## AIM
Without the pictures, write out all the lines below exactly as they appear.

Entries taken from a collection:
▬▬▬▬▬▬▬▬▬▬
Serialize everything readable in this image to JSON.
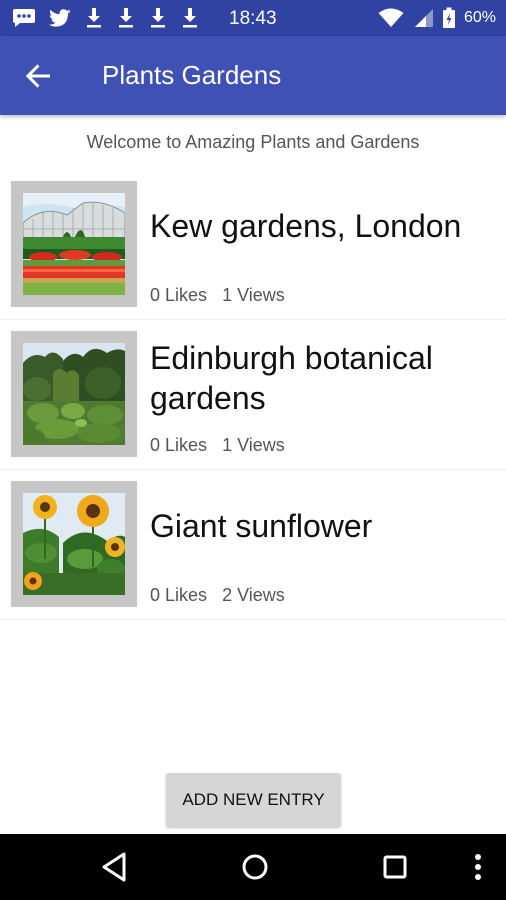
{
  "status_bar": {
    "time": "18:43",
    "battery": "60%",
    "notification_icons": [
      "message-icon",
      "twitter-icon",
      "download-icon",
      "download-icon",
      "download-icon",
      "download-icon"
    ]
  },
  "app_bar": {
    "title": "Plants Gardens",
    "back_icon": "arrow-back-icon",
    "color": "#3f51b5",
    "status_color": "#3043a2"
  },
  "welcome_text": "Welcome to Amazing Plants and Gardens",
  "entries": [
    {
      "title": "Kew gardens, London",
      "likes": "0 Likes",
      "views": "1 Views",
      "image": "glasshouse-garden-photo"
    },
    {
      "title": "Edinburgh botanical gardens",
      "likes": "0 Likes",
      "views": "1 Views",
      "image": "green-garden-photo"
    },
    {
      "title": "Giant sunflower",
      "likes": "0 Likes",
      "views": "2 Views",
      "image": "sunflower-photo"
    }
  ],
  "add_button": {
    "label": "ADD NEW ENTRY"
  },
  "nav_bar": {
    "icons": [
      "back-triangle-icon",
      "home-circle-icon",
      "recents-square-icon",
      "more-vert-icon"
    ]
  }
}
▬▬▬▬▬▬▬▬▬▬
## RESULT OF THE EXERCISE
Serialize everything readable in this image to JSON.
{
  "status_bar": {
    "time": "18:43",
    "battery": "60%",
    "notification_icons": [
      "message-icon",
      "twitter-icon",
      "download-icon",
      "download-icon",
      "download-icon",
      "download-icon"
    ]
  },
  "app_bar": {
    "title": "Plants Gardens",
    "back_icon": "arrow-back-icon",
    "color": "#3f51b5",
    "status_color": "#3043a2"
  },
  "welcome_text": "Welcome to Amazing Plants and Gardens",
  "entries": [
    {
      "title": "Kew gardens, London",
      "likes": "0 Likes",
      "views": "1 Views",
      "image": "glasshouse-garden-photo"
    },
    {
      "title": "Edinburgh botanical gardens",
      "likes": "0 Likes",
      "views": "1 Views",
      "image": "green-garden-photo"
    },
    {
      "title": "Giant sunflower",
      "likes": "0 Likes",
      "views": "2 Views",
      "image": "sunflower-photo"
    }
  ],
  "add_button": {
    "label": "ADD NEW ENTRY"
  },
  "nav_bar": {
    "icons": [
      "back-triangle-icon",
      "home-circle-icon",
      "recents-square-icon",
      "more-vert-icon"
    ]
  }
}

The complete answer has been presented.